───── Stored rows ─────

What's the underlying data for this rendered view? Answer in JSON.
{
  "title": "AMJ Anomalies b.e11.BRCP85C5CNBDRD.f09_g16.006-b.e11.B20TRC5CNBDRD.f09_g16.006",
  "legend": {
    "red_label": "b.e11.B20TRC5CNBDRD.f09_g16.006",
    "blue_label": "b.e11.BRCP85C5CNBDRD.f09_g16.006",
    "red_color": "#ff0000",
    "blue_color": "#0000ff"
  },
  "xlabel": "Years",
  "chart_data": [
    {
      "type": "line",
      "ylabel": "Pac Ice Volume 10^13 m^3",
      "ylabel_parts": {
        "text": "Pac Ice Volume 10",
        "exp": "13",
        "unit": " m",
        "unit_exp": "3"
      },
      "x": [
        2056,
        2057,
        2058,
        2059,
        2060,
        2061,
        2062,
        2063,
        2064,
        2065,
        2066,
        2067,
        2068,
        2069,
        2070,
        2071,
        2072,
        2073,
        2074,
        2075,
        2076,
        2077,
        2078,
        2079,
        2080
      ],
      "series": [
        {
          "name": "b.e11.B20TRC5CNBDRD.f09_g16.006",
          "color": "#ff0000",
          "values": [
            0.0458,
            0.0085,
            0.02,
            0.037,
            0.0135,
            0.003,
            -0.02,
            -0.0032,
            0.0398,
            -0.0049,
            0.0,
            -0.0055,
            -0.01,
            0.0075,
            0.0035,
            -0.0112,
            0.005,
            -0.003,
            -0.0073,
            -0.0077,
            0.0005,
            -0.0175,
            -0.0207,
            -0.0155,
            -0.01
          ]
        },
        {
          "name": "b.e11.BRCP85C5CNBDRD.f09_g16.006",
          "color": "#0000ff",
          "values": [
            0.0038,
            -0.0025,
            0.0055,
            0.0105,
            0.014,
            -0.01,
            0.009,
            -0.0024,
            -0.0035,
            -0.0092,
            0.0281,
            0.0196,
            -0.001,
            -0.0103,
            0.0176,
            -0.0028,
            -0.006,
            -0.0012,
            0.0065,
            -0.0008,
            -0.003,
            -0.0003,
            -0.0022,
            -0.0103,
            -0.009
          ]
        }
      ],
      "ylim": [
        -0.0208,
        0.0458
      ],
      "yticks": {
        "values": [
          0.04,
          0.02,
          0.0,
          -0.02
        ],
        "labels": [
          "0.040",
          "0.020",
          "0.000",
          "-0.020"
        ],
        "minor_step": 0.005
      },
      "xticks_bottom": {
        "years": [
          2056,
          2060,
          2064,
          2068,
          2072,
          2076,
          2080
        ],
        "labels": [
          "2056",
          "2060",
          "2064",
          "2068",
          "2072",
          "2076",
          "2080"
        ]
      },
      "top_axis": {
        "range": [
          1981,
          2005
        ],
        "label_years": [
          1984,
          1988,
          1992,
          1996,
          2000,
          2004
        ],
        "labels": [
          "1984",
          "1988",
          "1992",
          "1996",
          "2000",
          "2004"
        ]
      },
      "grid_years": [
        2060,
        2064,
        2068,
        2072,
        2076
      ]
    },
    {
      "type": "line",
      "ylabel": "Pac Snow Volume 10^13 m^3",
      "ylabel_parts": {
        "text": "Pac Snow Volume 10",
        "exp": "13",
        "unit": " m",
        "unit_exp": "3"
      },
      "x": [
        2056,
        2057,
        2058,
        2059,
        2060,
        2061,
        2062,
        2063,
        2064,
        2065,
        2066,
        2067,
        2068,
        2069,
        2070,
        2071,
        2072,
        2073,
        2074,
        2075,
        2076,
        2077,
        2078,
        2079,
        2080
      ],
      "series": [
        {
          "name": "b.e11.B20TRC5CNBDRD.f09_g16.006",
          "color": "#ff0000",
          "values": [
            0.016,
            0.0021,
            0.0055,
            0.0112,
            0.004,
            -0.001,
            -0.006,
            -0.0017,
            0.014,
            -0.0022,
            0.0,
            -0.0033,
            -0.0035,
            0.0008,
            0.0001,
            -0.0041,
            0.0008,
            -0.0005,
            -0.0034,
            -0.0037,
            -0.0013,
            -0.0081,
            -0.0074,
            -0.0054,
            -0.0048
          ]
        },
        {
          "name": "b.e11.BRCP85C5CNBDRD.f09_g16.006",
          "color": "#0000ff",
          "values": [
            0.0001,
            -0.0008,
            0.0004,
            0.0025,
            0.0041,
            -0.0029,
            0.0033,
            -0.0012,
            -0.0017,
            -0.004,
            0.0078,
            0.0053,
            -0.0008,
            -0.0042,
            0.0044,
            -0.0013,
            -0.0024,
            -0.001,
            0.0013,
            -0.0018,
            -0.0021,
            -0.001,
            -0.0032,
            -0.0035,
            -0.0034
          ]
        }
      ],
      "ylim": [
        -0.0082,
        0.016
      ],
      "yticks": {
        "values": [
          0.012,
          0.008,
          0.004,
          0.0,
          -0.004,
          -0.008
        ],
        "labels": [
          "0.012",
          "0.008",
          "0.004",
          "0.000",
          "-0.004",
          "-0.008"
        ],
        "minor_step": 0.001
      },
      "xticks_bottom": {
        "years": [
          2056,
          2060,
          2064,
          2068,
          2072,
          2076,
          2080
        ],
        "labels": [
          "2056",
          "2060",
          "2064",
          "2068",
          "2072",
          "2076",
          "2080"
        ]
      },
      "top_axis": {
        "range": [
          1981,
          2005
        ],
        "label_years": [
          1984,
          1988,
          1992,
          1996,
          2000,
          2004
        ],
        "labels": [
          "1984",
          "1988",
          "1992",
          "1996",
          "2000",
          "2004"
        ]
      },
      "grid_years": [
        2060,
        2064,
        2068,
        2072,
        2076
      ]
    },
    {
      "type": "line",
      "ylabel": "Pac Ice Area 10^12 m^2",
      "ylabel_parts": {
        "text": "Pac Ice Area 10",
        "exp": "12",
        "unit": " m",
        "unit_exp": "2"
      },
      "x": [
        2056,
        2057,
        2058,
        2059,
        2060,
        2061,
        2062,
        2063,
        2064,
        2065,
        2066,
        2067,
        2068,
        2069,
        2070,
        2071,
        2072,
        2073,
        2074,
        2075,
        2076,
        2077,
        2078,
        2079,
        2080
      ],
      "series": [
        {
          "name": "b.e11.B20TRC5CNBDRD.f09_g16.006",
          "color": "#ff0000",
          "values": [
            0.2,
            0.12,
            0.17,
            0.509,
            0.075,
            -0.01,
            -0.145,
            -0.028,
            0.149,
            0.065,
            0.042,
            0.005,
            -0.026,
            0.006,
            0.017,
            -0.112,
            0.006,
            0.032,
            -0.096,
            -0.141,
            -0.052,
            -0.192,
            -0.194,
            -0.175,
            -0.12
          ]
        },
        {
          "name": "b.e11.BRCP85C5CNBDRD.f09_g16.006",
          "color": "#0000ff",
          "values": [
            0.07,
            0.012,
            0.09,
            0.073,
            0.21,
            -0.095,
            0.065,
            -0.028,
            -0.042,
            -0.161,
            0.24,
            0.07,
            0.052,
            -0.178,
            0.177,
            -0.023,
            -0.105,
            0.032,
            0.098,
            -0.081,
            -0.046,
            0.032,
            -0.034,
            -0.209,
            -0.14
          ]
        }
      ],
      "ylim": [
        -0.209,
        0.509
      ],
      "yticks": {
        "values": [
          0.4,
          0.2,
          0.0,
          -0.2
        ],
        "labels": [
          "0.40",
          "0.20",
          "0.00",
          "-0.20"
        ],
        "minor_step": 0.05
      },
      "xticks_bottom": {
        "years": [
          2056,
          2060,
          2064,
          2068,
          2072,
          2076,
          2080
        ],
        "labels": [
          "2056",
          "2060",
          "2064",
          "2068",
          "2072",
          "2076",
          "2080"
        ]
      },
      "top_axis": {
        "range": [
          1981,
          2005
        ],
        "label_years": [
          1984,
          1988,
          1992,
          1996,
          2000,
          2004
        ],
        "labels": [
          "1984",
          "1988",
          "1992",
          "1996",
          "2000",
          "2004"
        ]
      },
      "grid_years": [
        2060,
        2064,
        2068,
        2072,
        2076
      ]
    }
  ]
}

─────

*Written exercise*: Lines containing the word "Volume" must all be returned from the material above.

*Finished answer*:
      "ylabel": "Pac Ice Volume 10^13 m^3",
        "text": "Pac Ice Volume 10",
      "ylabel": "Pac Snow Volume 10^13 m^3",
        "text": "Pac Snow Volume 10",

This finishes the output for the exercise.